:: Texte fourni
Concernant les banques, il faut éviter qu’une faillite puisse entraîner une crise systémique qui oblige ensuite la puissance publique à payer les pots cassés. Cette crise doit être l’occasion de mener une véritable réforme bancaire visant à réduire le nombre d’acteurs systémiques, réforme qui n’a pas eu lieu après la crise financière de 2008. Une des mesures principales doit être la séparation des activités de banque de détail et de banque d’investissement.

Cette mesure, que le lobby bancaire a toujours combattue, a prouvé son efficacité dans le passé : les historiens de la finance ont montré que le Glass-Steagall Act (1933), mis en œuvre après la crise de 1929, a contribué à la stabilité du système bancaire états-unien dans les décennies qui ont suivi. La France avait également institué en 1945 une séparation des activités de dépôt, de crédit à moyen et long terme et d’investissement, qui a elle aussi été synonyme de stabilité lors de l’après-guerre.
::::
--- Travail demandé ---
Recopiez fidèlement le passage du texte sur la réforme bancaire qui s'ouvre sur les mots contenant « Cette mesure, que » et se termine par « lors de l’après-guerre. ».
:: Items fournis
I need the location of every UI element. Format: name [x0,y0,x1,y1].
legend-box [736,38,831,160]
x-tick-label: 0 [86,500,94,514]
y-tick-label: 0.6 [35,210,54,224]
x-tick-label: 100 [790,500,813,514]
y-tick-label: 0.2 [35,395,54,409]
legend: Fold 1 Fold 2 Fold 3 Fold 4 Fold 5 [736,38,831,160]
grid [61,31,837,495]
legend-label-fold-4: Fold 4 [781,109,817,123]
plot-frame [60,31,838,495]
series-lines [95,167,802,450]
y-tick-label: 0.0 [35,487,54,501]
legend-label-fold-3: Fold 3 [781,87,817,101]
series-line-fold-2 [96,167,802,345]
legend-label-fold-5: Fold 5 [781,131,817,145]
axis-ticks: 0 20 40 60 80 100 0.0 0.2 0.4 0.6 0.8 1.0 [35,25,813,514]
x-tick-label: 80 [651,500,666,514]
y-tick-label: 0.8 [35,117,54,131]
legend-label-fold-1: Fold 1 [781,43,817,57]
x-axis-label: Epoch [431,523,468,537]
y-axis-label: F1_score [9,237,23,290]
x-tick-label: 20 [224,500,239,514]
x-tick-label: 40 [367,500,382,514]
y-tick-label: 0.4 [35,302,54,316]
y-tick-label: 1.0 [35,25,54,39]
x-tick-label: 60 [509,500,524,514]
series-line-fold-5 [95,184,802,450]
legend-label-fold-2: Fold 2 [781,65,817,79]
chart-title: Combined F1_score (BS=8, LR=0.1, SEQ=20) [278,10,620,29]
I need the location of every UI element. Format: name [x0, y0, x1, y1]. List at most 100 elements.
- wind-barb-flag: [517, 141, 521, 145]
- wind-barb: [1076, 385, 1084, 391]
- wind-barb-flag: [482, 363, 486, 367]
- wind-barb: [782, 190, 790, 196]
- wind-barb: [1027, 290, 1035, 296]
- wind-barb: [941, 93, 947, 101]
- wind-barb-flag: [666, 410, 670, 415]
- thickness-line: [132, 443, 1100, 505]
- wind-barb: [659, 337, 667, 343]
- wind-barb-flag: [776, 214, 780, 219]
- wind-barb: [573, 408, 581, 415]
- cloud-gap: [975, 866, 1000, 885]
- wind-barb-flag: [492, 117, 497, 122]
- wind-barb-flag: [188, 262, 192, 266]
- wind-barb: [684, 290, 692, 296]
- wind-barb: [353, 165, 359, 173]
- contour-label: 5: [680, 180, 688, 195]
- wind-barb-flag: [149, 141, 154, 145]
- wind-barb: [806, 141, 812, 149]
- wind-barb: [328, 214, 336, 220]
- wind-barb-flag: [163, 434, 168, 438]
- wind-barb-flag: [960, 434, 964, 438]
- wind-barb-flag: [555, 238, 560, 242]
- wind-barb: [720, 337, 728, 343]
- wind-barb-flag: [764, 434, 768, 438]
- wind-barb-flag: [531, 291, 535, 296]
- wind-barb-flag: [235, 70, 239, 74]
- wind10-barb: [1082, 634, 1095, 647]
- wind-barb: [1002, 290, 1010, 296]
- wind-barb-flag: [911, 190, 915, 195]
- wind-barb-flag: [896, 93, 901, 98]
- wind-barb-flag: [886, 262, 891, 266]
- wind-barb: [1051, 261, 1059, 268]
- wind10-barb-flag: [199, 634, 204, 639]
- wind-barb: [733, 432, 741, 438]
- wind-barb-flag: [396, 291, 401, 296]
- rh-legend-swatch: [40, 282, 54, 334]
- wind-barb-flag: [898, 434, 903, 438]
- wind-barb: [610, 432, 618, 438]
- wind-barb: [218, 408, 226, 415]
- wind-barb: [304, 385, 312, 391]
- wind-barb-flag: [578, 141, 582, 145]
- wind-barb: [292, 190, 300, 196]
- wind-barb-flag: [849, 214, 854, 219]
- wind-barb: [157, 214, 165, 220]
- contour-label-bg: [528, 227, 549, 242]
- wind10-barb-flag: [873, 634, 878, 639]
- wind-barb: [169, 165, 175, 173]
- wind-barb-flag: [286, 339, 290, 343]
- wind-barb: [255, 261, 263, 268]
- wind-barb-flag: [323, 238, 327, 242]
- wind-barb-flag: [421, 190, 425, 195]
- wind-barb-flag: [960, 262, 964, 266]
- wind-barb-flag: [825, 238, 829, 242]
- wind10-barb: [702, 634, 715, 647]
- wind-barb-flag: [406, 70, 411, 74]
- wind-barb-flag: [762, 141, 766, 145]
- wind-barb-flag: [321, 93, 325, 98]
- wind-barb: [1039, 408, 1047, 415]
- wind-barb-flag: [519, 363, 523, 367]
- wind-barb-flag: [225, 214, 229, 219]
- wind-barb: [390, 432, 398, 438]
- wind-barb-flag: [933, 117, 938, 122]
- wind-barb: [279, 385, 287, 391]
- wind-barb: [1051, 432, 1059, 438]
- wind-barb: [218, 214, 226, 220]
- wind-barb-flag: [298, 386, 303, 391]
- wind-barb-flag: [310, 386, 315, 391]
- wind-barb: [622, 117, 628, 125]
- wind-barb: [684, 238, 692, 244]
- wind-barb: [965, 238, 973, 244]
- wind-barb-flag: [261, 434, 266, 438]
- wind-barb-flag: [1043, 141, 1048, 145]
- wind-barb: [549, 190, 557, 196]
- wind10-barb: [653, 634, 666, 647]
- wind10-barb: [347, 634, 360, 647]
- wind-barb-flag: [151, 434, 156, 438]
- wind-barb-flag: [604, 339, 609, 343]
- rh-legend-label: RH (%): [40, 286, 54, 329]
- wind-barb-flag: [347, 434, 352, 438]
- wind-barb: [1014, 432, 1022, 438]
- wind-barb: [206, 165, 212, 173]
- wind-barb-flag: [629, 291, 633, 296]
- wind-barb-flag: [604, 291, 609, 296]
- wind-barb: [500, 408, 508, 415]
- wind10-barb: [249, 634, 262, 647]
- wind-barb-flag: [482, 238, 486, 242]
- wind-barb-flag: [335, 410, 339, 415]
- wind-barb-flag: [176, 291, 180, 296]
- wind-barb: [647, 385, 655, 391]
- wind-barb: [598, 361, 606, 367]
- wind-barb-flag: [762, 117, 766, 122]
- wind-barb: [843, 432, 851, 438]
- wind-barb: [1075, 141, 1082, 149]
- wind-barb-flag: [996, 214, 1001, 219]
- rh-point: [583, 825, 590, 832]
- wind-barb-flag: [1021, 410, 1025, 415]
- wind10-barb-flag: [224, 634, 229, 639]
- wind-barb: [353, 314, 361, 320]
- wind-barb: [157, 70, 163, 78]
::::
--- Réponse complète ---
Cette mesure, que le lobby bancaire a toujours combattue, a prouvé son efficacité dans le passé : les historiens de la finance ont montré que le Glass-Steagall Act (1933), mis en œuvre après la crise de 1929, a contribué à la stabilité du système bancaire états-unien dans les décennies qui ont suivi. La France avait également institué en 1945 une séparation des activités de dépôt, de crédit à moyen et long terme et d’investissement, qui a elle aussi été synonyme de stabilité lors de l’après-guerre.